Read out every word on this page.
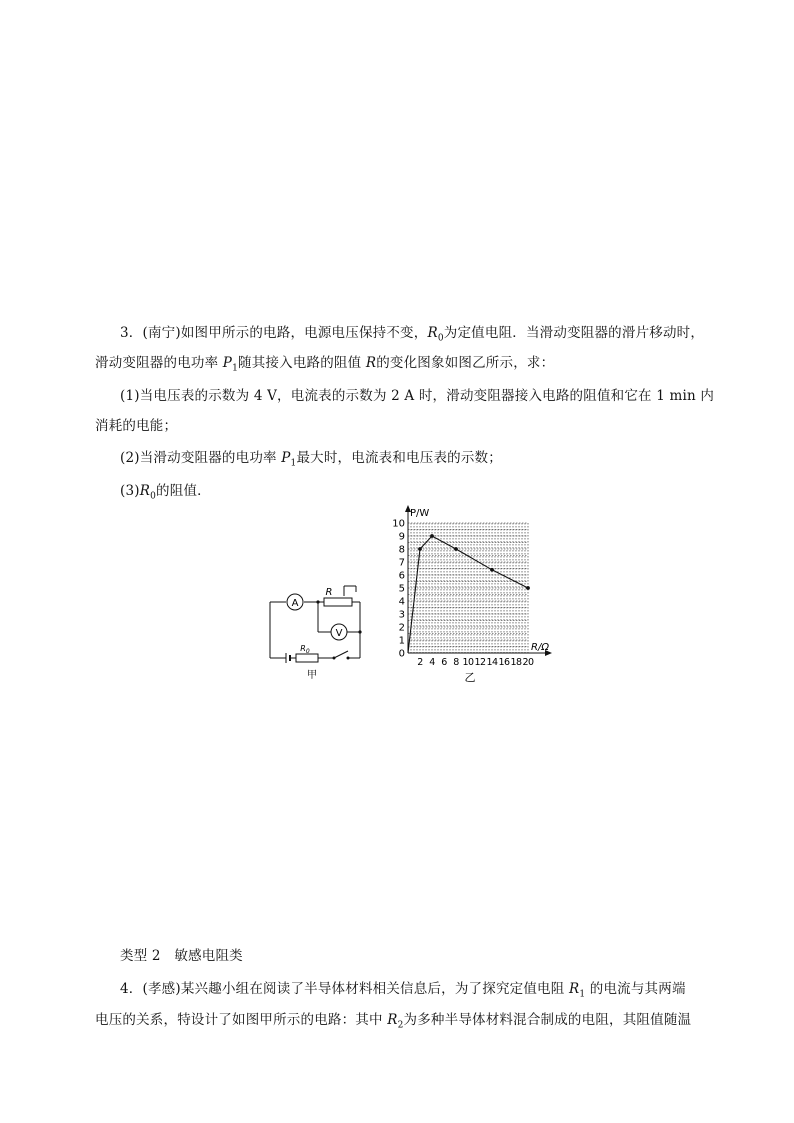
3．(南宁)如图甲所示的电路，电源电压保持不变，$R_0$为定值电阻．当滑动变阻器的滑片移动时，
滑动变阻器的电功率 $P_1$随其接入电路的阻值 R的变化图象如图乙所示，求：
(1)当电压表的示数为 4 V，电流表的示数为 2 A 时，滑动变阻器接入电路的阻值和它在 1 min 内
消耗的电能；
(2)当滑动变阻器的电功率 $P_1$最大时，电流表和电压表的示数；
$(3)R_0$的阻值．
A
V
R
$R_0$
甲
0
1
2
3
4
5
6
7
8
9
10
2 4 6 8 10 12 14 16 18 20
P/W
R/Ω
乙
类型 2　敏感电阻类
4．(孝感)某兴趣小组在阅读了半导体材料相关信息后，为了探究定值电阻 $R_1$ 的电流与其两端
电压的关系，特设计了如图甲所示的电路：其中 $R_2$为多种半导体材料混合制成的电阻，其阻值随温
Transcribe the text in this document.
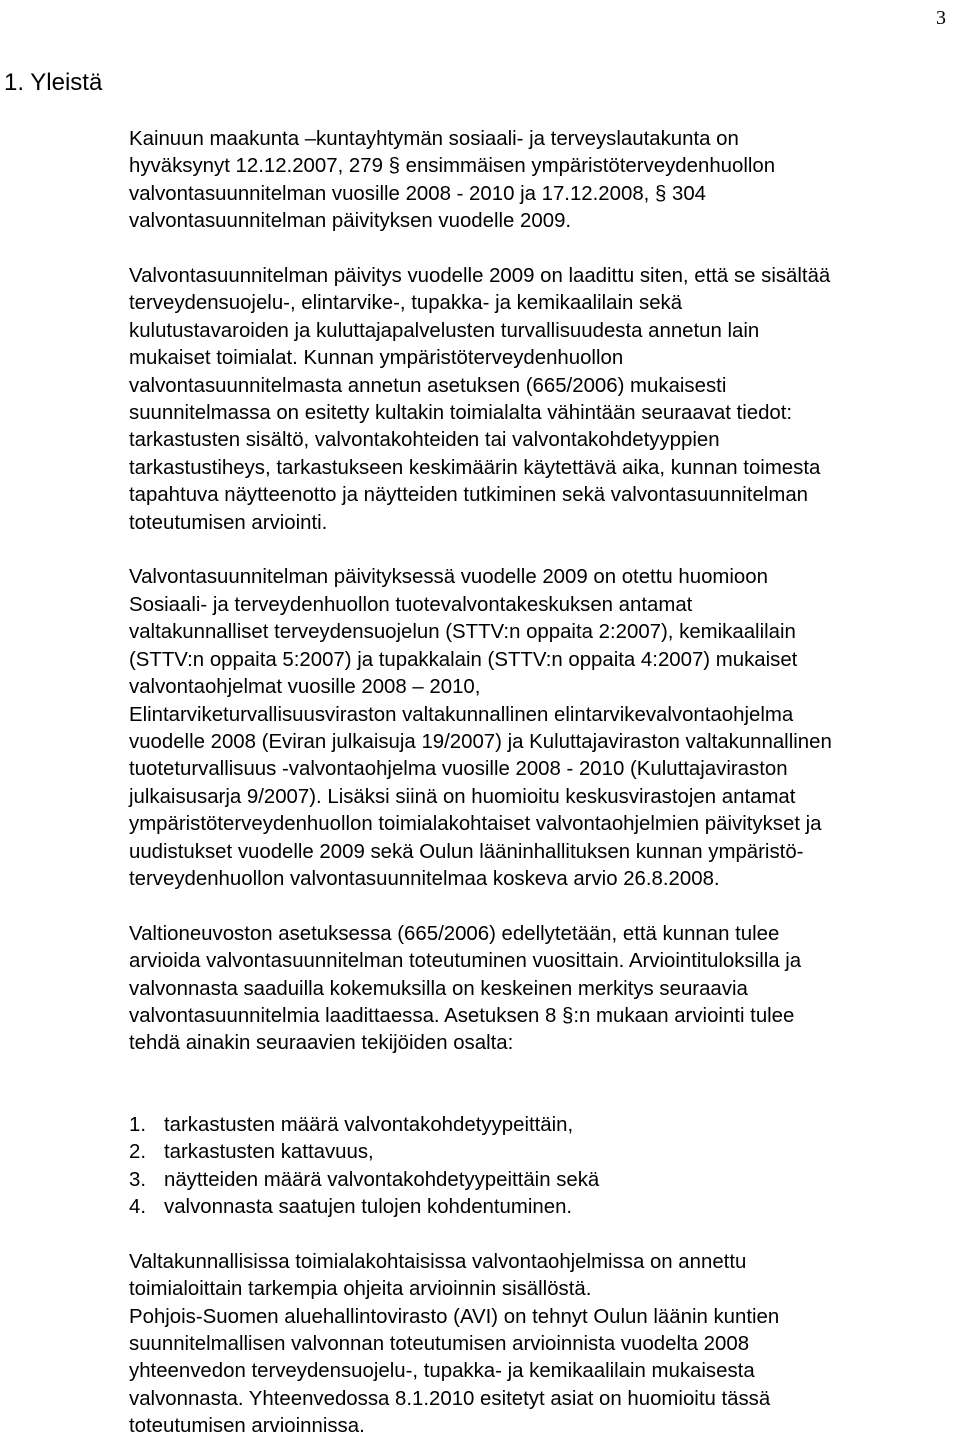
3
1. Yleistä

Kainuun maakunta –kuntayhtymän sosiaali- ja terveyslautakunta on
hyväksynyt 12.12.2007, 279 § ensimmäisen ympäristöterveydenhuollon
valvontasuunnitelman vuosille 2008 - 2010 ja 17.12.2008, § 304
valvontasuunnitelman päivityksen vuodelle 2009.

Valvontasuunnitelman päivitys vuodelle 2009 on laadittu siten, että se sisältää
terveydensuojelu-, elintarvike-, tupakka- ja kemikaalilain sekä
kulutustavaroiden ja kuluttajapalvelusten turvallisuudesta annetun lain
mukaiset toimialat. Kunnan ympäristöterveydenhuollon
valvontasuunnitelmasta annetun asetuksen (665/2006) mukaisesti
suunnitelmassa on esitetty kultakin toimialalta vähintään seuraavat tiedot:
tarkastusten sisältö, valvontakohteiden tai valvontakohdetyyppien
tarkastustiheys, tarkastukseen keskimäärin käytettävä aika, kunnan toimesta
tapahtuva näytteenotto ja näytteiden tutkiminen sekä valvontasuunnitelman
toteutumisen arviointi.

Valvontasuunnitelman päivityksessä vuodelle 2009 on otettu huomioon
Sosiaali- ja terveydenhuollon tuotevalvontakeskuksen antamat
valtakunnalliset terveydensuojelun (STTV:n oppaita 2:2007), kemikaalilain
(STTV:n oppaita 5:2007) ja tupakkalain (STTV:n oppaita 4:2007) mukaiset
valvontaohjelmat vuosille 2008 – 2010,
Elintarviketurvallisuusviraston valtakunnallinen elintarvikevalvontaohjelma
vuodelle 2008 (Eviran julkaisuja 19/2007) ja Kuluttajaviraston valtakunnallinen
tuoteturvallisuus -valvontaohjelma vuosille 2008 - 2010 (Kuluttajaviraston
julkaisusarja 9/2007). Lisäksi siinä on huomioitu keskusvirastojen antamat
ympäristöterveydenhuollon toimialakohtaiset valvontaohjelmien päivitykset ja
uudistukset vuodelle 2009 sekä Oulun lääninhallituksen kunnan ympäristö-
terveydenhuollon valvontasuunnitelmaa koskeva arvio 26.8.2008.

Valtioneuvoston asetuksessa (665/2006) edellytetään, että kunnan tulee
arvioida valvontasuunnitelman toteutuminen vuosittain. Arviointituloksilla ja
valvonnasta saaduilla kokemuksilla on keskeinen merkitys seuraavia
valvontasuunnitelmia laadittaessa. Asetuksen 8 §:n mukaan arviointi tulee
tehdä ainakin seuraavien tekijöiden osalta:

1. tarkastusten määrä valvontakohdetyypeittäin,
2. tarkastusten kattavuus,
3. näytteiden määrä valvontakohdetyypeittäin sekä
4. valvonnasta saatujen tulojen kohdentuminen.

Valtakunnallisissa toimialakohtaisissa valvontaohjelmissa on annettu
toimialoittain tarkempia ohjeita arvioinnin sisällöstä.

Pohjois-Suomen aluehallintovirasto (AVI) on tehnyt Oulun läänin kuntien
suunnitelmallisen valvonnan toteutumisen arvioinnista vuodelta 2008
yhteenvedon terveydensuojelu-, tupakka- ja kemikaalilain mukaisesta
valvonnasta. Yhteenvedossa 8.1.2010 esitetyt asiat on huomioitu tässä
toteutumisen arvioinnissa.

* * *

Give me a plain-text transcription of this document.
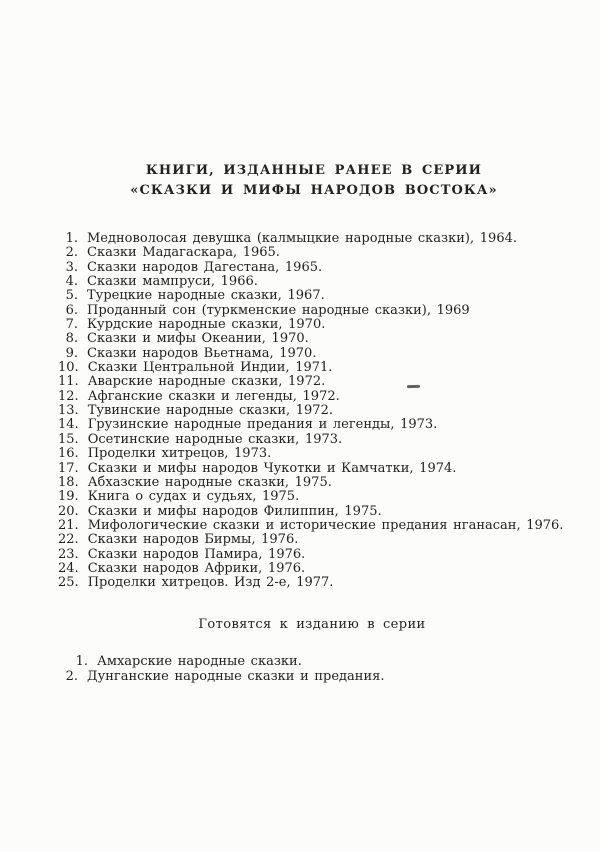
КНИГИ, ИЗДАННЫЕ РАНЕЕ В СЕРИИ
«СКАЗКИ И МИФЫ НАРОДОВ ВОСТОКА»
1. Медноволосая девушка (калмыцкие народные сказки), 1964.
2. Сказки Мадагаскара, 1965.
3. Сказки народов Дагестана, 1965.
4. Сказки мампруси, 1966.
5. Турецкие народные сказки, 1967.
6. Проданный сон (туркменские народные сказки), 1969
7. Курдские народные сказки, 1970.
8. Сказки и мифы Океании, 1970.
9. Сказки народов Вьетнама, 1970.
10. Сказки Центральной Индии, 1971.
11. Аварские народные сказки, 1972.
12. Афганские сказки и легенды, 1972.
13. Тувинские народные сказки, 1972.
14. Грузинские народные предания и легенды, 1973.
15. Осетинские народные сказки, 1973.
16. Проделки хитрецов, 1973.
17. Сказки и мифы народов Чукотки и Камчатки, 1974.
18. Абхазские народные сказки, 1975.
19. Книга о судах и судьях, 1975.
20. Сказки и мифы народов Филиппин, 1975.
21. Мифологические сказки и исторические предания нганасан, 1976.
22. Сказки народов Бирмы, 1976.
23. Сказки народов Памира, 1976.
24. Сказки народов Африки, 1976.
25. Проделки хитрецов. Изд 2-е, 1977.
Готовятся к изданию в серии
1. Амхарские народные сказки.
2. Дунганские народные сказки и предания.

■ TASK DIRECTIONS:
Check each line of the records for "näytteiden" and copy the ones that contain it.

■ COMPLETED EXERCISE:
tapahtuva näytteenotto ja näytteiden tutkiminen sekä valvontasuunnitelman
3. näytteiden määrä valvontakohdetyypeittäin sekä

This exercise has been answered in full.